Task goal
Please transcribe the listing below in full and word for word, without its pictures.

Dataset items

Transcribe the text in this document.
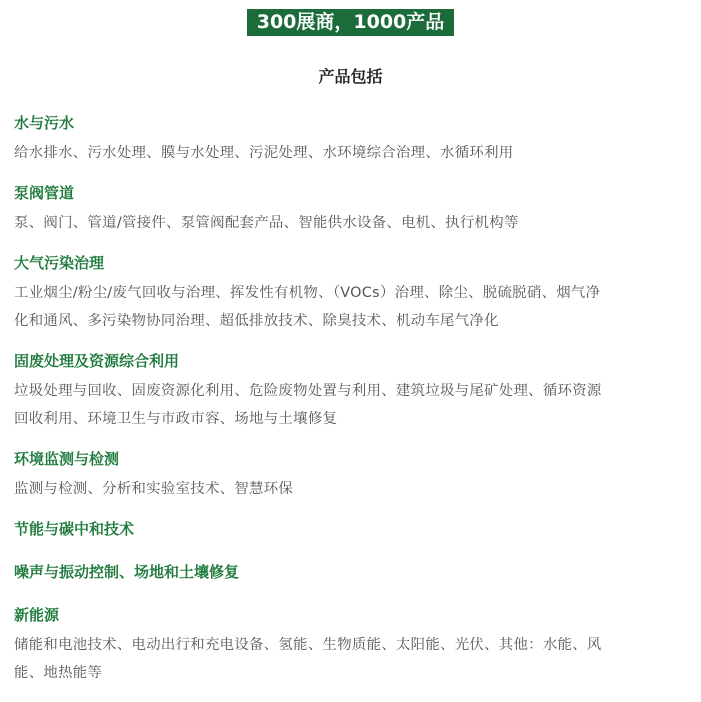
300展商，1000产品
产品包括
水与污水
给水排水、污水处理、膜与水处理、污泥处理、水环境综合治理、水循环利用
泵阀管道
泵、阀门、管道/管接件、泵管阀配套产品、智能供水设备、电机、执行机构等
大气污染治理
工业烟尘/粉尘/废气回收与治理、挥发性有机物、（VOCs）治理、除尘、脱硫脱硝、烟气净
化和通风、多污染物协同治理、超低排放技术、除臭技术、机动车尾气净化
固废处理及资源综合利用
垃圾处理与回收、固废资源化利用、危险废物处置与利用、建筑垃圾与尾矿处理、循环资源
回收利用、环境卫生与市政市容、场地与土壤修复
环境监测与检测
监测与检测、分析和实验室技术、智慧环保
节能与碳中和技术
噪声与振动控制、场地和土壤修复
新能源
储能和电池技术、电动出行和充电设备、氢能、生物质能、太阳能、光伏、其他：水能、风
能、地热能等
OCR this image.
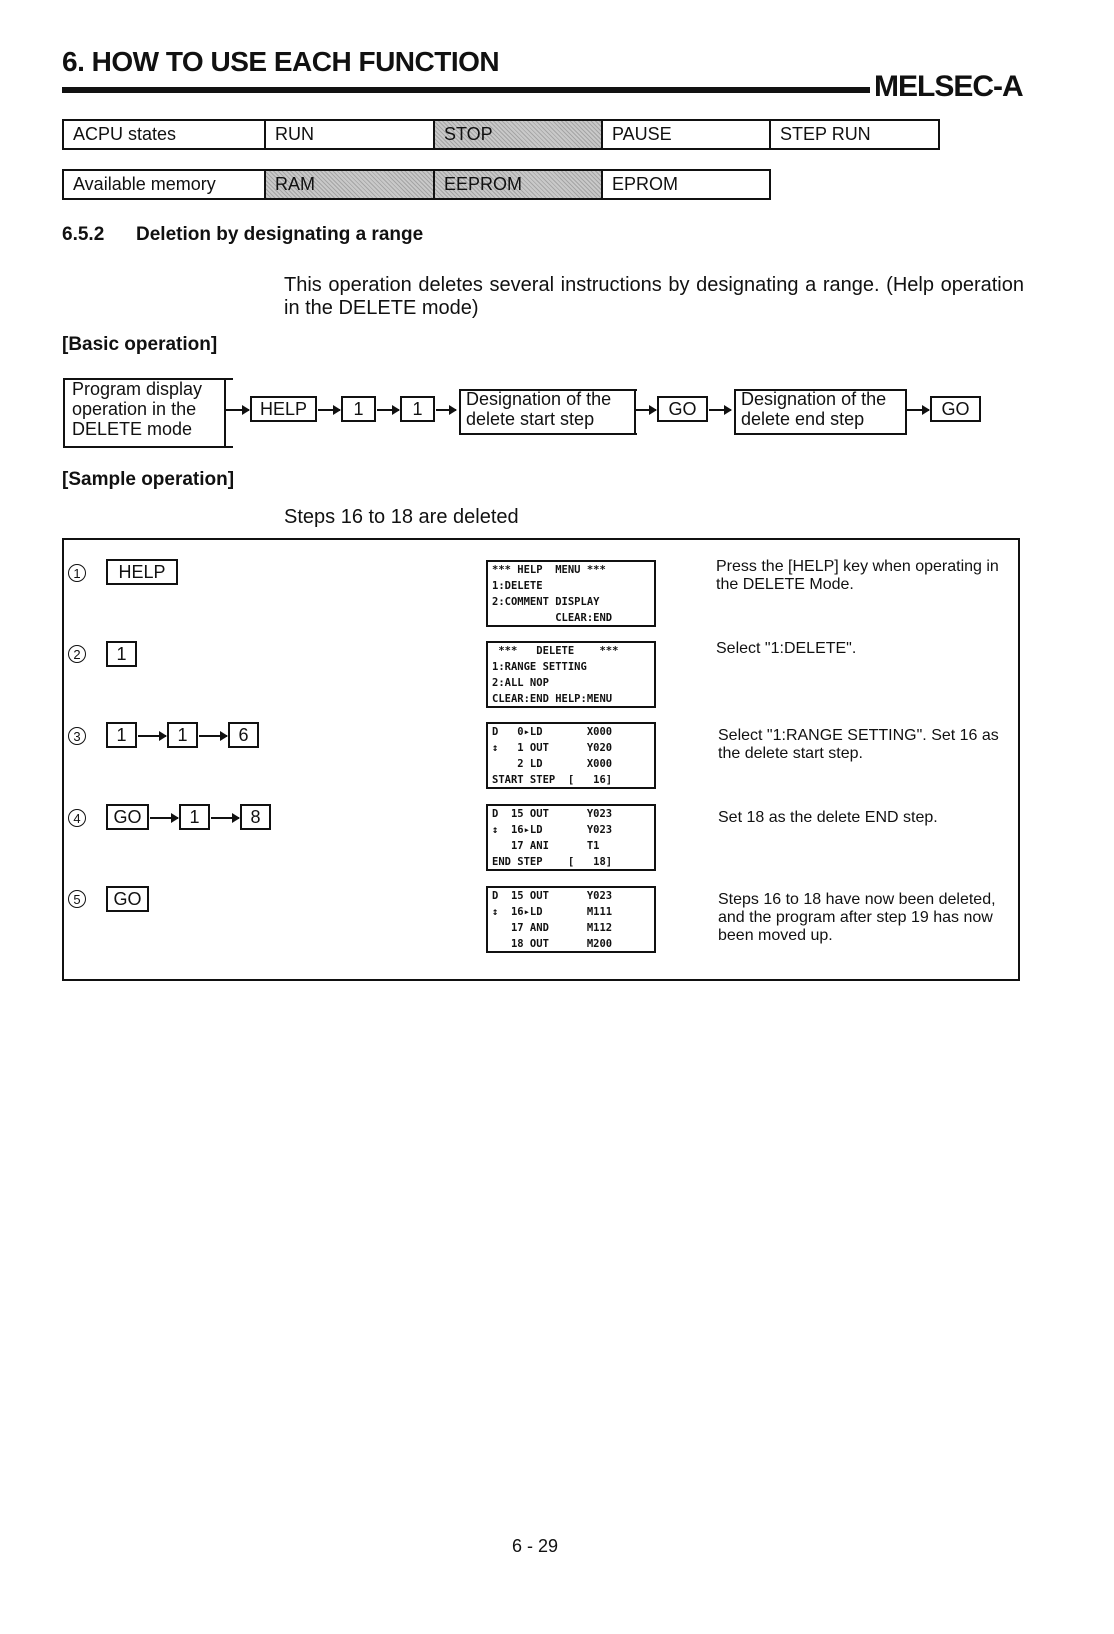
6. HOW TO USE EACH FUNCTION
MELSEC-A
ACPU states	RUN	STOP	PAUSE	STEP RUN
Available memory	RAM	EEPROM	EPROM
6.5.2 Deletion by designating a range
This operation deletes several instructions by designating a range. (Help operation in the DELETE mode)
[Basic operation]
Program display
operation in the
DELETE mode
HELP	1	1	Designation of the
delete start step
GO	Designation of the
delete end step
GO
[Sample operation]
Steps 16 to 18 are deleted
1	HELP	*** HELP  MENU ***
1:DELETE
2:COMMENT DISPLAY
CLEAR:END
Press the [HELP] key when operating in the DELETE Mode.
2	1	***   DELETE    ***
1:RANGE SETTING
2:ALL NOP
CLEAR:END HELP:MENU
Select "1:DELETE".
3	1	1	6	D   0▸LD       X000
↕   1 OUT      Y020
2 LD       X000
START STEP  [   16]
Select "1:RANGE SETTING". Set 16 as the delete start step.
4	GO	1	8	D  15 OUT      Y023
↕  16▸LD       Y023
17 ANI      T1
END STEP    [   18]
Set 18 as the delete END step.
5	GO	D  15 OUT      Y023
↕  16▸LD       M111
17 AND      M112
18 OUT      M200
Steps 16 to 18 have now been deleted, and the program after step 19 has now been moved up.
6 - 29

Response for this exercise
Transcribe the text in this document.
300展商，1000产品
产品包括
水与污水
给水排水、污水处理、膜与水处理、污泥处理、水环境综合治理、水循环利用
泵阀管道
泵、阀门、管道/管接件、泵管阀配套产品、智能供水设备、电机、执行机构等
大气污染治理
工业烟尘/粉尘/废气回收与治理、挥发性有机物、（VOCs）治理、除尘、脱硫脱硝、烟气净
化和通风、多污染物协同治理、超低排放技术、除臭技术、机动车尾气净化
固废处理及资源综合利用
垃圾处理与回收、固废资源化利用、危险废物处置与利用、建筑垃圾与尾矿处理、循环资源
回收利用、环境卫生与市政市容、场地与土壤修复
环境监测与检测
监测与检测、分析和实验室技术、智慧环保
节能与碳中和技术
噪声与振动控制、场地和土壤修复
新能源
储能和电池技术、电动出行和充电设备、氢能、生物质能、太阳能、光伏、其他：水能、风
能、地热能等
OCR this image.
6. HOW TO USE EACH FUNCTION
MELSEC-A
ACPU states	RUN	STOP	PAUSE	STEP RUN
Available memory	RAM	EEPROM	EPROM
6.5.2 Deletion by designating a range
This operation deletes several instructions by designating a range. (Help operation in the DELETE mode)
[Basic operation]
Program display
operation in the
DELETE mode
HELP	1	1	Designation of the
delete start step
GO	Designation of the
delete end step
GO
[Sample operation]
Steps 16 to 18 are deleted
1	HELP	*** HELP  MENU ***
1:DELETE
2:COMMENT DISPLAY
CLEAR:END
Press the [HELP] key when operating in the DELETE Mode.
2	1	***   DELETE    ***
1:RANGE SETTING
2:ALL NOP
CLEAR:END HELP:MENU
Select "1:DELETE".
3	1	1	6	D   0▸LD       X000
↕   1 OUT      Y020
2 LD       X000
START STEP  [   16]
Select "1:RANGE SETTING". Set 16 as the delete start step.
4	GO	1	8	D  15 OUT      Y023
↕  16▸LD       Y023
17 ANI      T1
END STEP    [   18]
Set 18 as the delete END step.
5	GO	D  15 OUT      Y023
↕  16▸LD       M111
17 AND      M112
18 OUT      M200
Steps 16 to 18 have now been deleted, and the program after step 19 has now been moved up.
6 - 29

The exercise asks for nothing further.